**Written instruction:**
Write out the listing beneath this instruction in its entirety, exactly as it reads.

** START Provided data **

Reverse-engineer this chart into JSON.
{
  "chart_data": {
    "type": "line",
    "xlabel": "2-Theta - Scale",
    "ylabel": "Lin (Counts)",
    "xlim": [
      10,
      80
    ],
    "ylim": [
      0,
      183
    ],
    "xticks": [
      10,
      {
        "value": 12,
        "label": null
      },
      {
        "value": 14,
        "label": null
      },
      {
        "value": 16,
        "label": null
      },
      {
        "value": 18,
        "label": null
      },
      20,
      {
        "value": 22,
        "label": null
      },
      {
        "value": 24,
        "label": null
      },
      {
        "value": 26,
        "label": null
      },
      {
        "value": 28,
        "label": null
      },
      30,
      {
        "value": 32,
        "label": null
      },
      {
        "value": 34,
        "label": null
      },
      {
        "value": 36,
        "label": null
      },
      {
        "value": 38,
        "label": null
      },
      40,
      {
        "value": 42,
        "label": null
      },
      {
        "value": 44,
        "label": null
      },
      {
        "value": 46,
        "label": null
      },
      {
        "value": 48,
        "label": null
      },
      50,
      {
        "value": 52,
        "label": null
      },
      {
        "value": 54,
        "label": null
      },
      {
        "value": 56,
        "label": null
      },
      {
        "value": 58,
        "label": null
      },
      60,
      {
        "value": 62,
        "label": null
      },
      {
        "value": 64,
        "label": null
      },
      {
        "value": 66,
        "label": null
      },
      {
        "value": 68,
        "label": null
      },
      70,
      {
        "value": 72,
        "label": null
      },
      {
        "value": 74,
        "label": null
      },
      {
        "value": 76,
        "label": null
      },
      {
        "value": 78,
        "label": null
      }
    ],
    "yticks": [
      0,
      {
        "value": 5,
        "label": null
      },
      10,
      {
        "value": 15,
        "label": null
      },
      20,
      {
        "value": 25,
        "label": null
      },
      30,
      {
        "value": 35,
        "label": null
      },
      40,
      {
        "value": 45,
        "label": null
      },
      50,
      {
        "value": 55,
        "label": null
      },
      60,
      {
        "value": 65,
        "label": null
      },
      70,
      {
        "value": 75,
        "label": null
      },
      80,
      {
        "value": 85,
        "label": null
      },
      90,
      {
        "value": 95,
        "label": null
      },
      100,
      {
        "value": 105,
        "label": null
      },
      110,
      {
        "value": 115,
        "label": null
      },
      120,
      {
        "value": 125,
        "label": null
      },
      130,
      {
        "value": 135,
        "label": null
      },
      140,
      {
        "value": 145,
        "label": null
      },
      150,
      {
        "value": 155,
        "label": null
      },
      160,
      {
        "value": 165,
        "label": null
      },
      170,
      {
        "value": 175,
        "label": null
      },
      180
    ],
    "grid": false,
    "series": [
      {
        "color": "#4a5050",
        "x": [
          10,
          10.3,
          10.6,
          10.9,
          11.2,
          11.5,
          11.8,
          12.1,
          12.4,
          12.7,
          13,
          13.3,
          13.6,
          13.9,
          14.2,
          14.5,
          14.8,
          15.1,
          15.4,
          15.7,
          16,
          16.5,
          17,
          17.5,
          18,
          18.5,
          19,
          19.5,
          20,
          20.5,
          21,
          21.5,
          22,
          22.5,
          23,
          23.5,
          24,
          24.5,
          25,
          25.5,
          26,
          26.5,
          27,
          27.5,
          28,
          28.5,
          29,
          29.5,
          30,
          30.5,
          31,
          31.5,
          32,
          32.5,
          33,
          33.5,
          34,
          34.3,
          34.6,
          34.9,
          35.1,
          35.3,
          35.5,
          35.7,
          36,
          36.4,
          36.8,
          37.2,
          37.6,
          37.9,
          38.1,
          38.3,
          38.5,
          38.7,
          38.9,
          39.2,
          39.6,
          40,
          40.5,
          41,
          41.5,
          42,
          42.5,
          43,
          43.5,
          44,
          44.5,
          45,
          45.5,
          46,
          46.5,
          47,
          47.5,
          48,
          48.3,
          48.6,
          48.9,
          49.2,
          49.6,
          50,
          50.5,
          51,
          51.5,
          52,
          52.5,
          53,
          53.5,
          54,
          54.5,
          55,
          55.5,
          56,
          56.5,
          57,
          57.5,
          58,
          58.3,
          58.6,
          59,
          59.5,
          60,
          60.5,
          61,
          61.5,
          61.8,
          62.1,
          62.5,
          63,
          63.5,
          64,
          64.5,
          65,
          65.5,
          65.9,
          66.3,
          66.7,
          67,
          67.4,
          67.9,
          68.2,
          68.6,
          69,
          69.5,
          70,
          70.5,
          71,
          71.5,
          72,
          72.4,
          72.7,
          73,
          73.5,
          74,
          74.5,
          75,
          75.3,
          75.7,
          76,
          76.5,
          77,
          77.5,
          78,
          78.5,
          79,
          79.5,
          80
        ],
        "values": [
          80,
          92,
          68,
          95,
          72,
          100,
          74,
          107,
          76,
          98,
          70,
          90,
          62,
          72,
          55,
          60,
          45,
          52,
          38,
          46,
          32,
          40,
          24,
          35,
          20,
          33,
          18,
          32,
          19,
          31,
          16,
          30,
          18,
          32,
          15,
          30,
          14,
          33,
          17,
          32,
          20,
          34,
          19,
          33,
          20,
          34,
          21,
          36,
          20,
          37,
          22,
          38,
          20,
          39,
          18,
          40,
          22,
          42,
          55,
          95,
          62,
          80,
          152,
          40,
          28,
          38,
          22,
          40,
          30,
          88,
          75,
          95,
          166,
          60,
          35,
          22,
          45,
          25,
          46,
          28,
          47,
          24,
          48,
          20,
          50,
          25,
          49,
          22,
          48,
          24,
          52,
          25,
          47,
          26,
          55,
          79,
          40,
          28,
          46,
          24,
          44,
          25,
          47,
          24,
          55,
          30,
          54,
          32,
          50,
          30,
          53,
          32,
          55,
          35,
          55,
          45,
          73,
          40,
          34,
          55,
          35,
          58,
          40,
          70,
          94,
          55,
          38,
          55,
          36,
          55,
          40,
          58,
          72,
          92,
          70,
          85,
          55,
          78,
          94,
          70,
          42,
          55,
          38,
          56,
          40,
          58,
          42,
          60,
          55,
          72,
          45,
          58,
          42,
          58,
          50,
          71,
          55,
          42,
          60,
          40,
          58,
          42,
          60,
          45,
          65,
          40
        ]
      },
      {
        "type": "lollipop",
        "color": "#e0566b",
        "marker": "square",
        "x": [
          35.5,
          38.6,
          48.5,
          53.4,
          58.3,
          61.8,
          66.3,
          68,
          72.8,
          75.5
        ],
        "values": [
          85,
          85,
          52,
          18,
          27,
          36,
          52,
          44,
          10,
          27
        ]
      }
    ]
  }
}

** END Provided data **

**Expected output:**
Reverse-engineer this chart into JSON.
{
  "chart_data": {
    "type": "line",
    "xlabel": "2-Theta - Scale",
    "ylabel": "Lin (Counts)",
    "xlim": [
      10,
      80
    ],
    "ylim": [
      0,
      183
    ],
    "xticks": [
      10,
      {
        "value": 12,
        "label": null
      },
      {
        "value": 14,
        "label": null
      },
      {
        "value": 16,
        "label": null
      },
      {
        "value": 18,
        "label": null
      },
      20,
      {
        "value": 22,
        "label": null
      },
      {
        "value": 24,
        "label": null
      },
      {
        "value": 26,
        "label": null
      },
      {
        "value": 28,
        "label": null
      },
      30,
      {
        "value": 32,
        "label": null
      },
      {
        "value": 34,
        "label": null
      },
      {
        "value": 36,
        "label": null
      },
      {
        "value": 38,
        "label": null
      },
      40,
      {
        "value": 42,
        "label": null
      },
      {
        "value": 44,
        "label": null
      },
      {
        "value": 46,
        "label": null
      },
      {
        "value": 48,
        "label": null
      },
      50,
      {
        "value": 52,
        "label": null
      },
      {
        "value": 54,
        "label": null
      },
      {
        "value": 56,
        "label": null
      },
      {
        "value": 58,
        "label": null
      },
      60,
      {
        "value": 62,
        "label": null
      },
      {
        "value": 64,
        "label": null
      },
      {
        "value": 66,
        "label": null
      },
      {
        "value": 68,
        "label": null
      },
      70,
      {
        "value": 72,
        "label": null
      },
      {
        "value": 74,
        "label": null
      },
      {
        "value": 76,
        "label": null
      },
      {
        "value": 78,
        "label": null
      }
    ],
    "yticks": [
      0,
      {
        "value": 5,
        "label": null
      },
      10,
      {
        "value": 15,
        "label": null
      },
      20,
      {
        "value": 25,
        "label": null
      },
      30,
      {
        "value": 35,
        "label": null
      },
      40,
      {
        "value": 45,
        "label": null
      },
      50,
      {
        "value": 55,
        "label": null
      },
      60,
      {
        "value": 65,
        "label": null
      },
      70,
      {
        "value": 75,
        "label": null
      },
      80,
      {
        "value": 85,
        "label": null
      },
      90,
      {
        "value": 95,
        "label": null
      },
      100,
      {
        "value": 105,
        "label": null
      },
      110,
      {
        "value": 115,
        "label": null
      },
      120,
      {
        "value": 125,
        "label": null
      },
      130,
      {
        "value": 135,
        "label": null
      },
      140,
      {
        "value": 145,
        "label": null
      },
      150,
      {
        "value": 155,
        "label": null
      },
      160,
      {
        "value": 165,
        "label": null
      },
      170,
      {
        "value": 175,
        "label": null
      },
      180
    ],
    "grid": false,
    "series": [
      {
        "color": "#4a5050",
        "x": [
          10,
          10.3,
          10.6,
          10.9,
          11.2,
          11.5,
          11.8,
          12.1,
          12.4,
          12.7,
          13,
          13.3,
          13.6,
          13.9,
          14.2,
          14.5,
          14.8,
          15.1,
          15.4,
          15.7,
          16,
          16.5,
          17,
          17.5,
          18,
          18.5,
          19,
          19.5,
          20,
          20.5,
          21,
          21.5,
          22,
          22.5,
          23,
          23.5,
          24,
          24.5,
          25,
          25.5,
          26,
          26.5,
          27,
          27.5,
          28,
          28.5,
          29,
          29.5,
          30,
          30.5,
          31,
          31.5,
          32,
          32.5,
          33,
          33.5,
          34,
          34.3,
          34.6,
          34.9,
          35.1,
          35.3,
          35.5,
          35.7,
          36,
          36.4,
          36.8,
          37.2,
          37.6,
          37.9,
          38.1,
          38.3,
          38.5,
          38.7,
          38.9,
          39.2,
          39.6,
          40,
          40.5,
          41,
          41.5,
          42,
          42.5,
          43,
          43.5,
          44,
          44.5,
          45,
          45.5,
          46,
          46.5,
          47,
          47.5,
          48,
          48.3,
          48.6,
          48.9,
          49.2,
          49.6,
          50,
          50.5,
          51,
          51.5,
          52,
          52.5,
          53,
          53.5,
          54,
          54.5,
          55,
          55.5,
          56,
          56.5,
          57,
          57.5,
          58,
          58.3,
          58.6,
          59,
          59.5,
          60,
          60.5,
          61,
          61.5,
          61.8,
          62.1,
          62.5,
          63,
          63.5,
          64,
          64.5,
          65,
          65.5,
          65.9,
          66.3,
          66.7,
          67,
          67.4,
          67.9,
          68.2,
          68.6,
          69,
          69.5,
          70,
          70.5,
          71,
          71.5,
          72,
          72.4,
          72.7,
          73,
          73.5,
          74,
          74.5,
          75,
          75.3,
          75.7,
          76,
          76.5,
          77,
          77.5,
          78,
          78.5,
          79,
          79.5,
          80
        ],
        "values": [
          80,
          92,
          68,
          95,
          72,
          100,
          74,
          107,
          76,
          98,
          70,
          90,
          62,
          72,
          55,
          60,
          45,
          52,
          38,
          46,
          32,
          40,
          24,
          35,
          20,
          33,
          18,
          32,
          19,
          31,
          16,
          30,
          18,
          32,
          15,
          30,
          14,
          33,
          17,
          32,
          20,
          34,
          19,
          33,
          20,
          34,
          21,
          36,
          20,
          37,
          22,
          38,
          20,
          39,
          18,
          40,
          22,
          42,
          55,
          95,
          62,
          80,
          152,
          40,
          28,
          38,
          22,
          40,
          30,
          88,
          75,
          95,
          166,
          60,
          35,
          22,
          45,
          25,
          46,
          28,
          47,
          24,
          48,
          20,
          50,
          25,
          49,
          22,
          48,
          24,
          52,
          25,
          47,
          26,
          55,
          79,
          40,
          28,
          46,
          24,
          44,
          25,
          47,
          24,
          55,
          30,
          54,
          32,
          50,
          30,
          53,
          32,
          55,
          35,
          55,
          45,
          73,
          40,
          34,
          55,
          35,
          58,
          40,
          70,
          94,
          55,
          38,
          55,
          36,
          55,
          40,
          58,
          72,
          92,
          70,
          85,
          55,
          78,
          94,
          70,
          42,
          55,
          38,
          56,
          40,
          58,
          42,
          60,
          55,
          72,
          45,
          58,
          42,
          58,
          50,
          71,
          55,
          42,
          60,
          40,
          58,
          42,
          60,
          45,
          65,
          40
        ]
      },
      {
        "type": "lollipop",
        "color": "#e0566b",
        "marker": "square",
        "x": [
          35.5,
          38.6,
          48.5,
          53.4,
          58.3,
          61.8,
          66.3,
          68,
          72.8,
          75.5
        ],
        "values": [
          85,
          85,
          52,
          18,
          27,
          36,
          52,
          44,
          10,
          27
        ]
      }
    ]
  }
}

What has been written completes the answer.